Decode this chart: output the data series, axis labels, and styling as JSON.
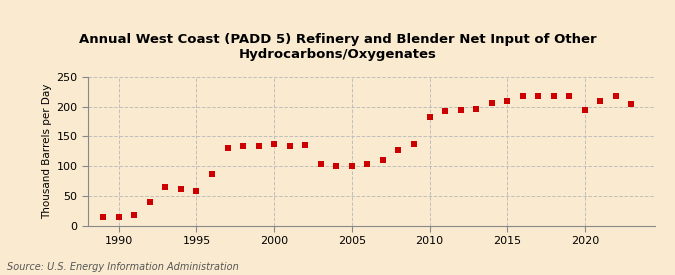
{
  "title": "Annual West Coast (PADD 5) Refinery and Blender Net Input of Other\nHydrocarbons/Oxygenates",
  "ylabel": "Thousand Barrels per Day",
  "source": "Source: U.S. Energy Information Administration",
  "background_color": "#faebd0",
  "plot_bg_color": "#faebd0",
  "marker_color": "#cc0000",
  "grid_color": "#bbbbbb",
  "spine_color": "#888888",
  "xlim": [
    1988.0,
    2024.5
  ],
  "ylim": [
    0,
    250
  ],
  "yticks": [
    0,
    50,
    100,
    150,
    200,
    250
  ],
  "xticks": [
    1990,
    1995,
    2000,
    2005,
    2010,
    2015,
    2020
  ],
  "years": [
    1989,
    1990,
    1991,
    1992,
    1993,
    1994,
    1995,
    1996,
    1997,
    1998,
    1999,
    2000,
    2001,
    2002,
    2003,
    2004,
    2005,
    2006,
    2007,
    2008,
    2009,
    2010,
    2011,
    2012,
    2013,
    2014,
    2015,
    2016,
    2017,
    2018,
    2019,
    2020,
    2021,
    2022,
    2023
  ],
  "values": [
    14,
    14,
    18,
    40,
    65,
    62,
    58,
    86,
    130,
    133,
    133,
    137,
    133,
    136,
    104,
    100,
    101,
    104,
    110,
    127,
    138,
    183,
    192,
    195,
    196,
    207,
    210,
    218,
    218,
    218,
    218,
    195,
    210,
    218,
    205
  ],
  "title_fontsize": 9.5,
  "ylabel_fontsize": 7.5,
  "tick_fontsize": 8,
  "source_fontsize": 7
}
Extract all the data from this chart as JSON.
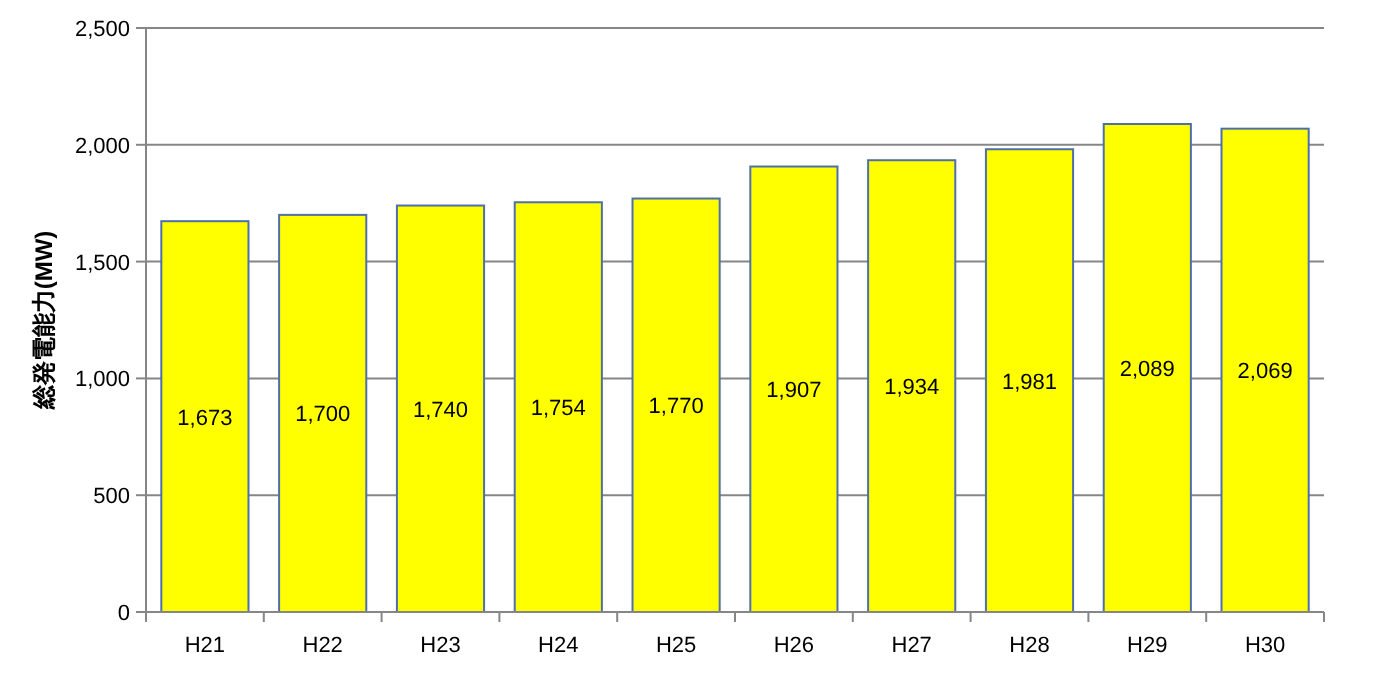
{
  "chart_data": {
    "type": "bar",
    "ylabel": "総発電能力(MW)",
    "categories": [
      "H21",
      "H22",
      "H23",
      "H24",
      "H25",
      "H26",
      "H27",
      "H28",
      "H29",
      "H30"
    ],
    "values": [
      1673,
      1700,
      1740,
      1754,
      1770,
      1907,
      1934,
      1981,
      2089,
      2069
    ],
    "value_labels": [
      "1,673",
      "1,700",
      "1,740",
      "1,754",
      "1,770",
      "1,907",
      "1,934",
      "1,981",
      "2,089",
      "2,069"
    ],
    "color": "#ffff00",
    "ylim": [
      0,
      2500
    ],
    "yticks": [
      {
        "value": 0,
        "label": "0"
      },
      {
        "value": 500,
        "label": "500"
      },
      {
        "value": 1000,
        "label": "1,000"
      },
      {
        "value": 1500,
        "label": "1,500"
      },
      {
        "value": 2000,
        "label": "2,000"
      },
      {
        "value": 2500,
        "label": "2,500"
      }
    ],
    "grid": "y"
  }
}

### Exercise requirements:
Each line that has the word "this" counts once. How many such lines are in the data? Give the number alone.

### Exercise solution:
2